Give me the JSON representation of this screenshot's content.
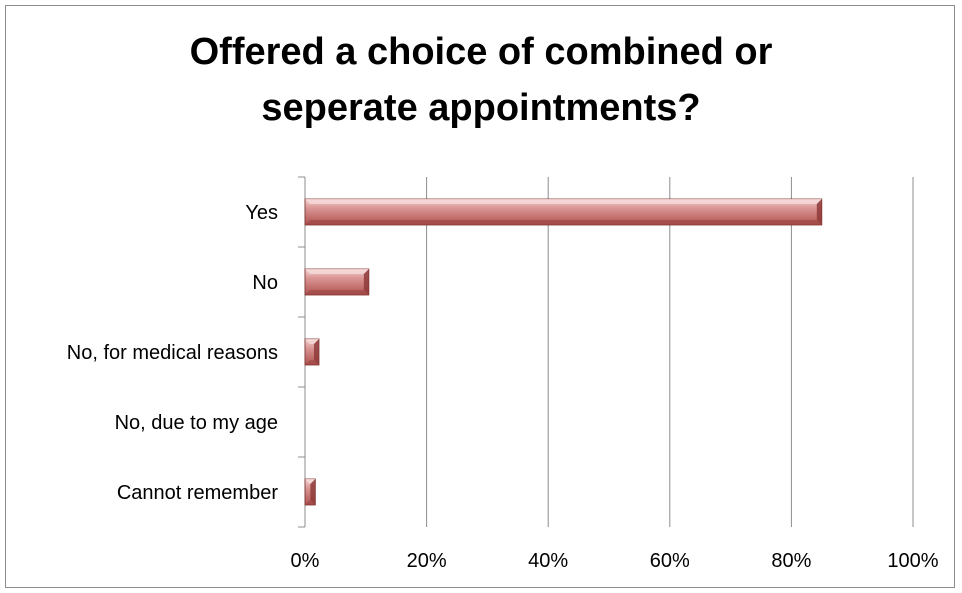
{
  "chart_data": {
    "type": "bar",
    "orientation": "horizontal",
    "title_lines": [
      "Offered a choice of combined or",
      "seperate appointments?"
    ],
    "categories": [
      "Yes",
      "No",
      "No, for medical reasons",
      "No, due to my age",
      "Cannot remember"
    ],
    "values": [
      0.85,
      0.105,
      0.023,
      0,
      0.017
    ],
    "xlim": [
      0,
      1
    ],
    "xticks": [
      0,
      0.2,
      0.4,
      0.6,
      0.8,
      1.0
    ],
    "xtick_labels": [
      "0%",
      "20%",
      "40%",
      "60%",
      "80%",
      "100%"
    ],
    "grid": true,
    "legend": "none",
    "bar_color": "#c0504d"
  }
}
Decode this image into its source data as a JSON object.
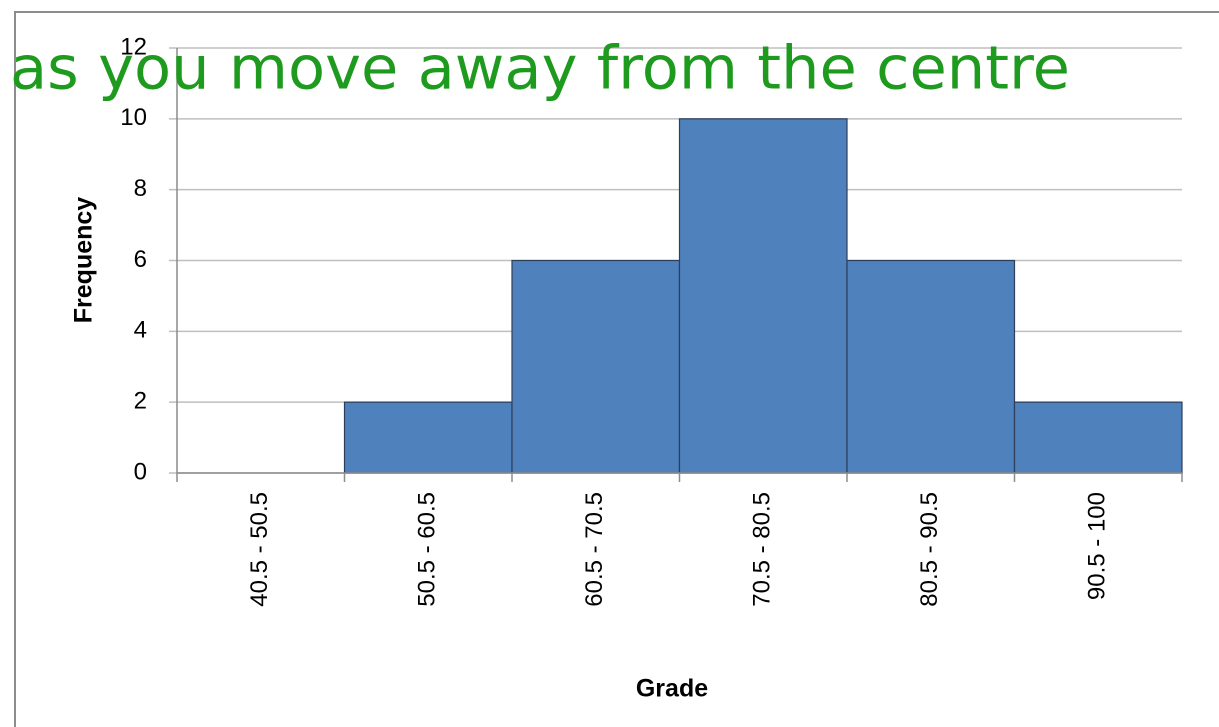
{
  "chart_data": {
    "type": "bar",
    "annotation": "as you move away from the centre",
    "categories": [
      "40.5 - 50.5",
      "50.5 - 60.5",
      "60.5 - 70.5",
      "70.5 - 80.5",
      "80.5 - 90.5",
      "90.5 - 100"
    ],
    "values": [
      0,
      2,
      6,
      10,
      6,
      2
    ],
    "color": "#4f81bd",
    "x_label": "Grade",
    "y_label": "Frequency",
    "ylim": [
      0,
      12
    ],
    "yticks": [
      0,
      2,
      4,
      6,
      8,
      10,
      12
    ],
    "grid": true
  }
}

==========

* **STATED TASK**:
Extract, word for word, every line from the one holding "Decode this image" through the closing line of the data above. Do not include any pictures.

* **OUTPUT OF THE EXERCISE**:
Decode this image into its source data as a JSON object.
{
  "chart_data": {
    "type": "bar",
    "annotation": "as you move away from the centre",
    "categories": [
      "40.5 - 50.5",
      "50.5 - 60.5",
      "60.5 - 70.5",
      "70.5 - 80.5",
      "80.5 - 90.5",
      "90.5 - 100"
    ],
    "values": [
      0,
      2,
      6,
      10,
      6,
      2
    ],
    "color": "#4f81bd",
    "x_label": "Grade",
    "y_label": "Frequency",
    "ylim": [
      0,
      12
    ],
    "yticks": [
      0,
      2,
      4,
      6,
      8,
      10,
      12
    ],
    "grid": true
  }
}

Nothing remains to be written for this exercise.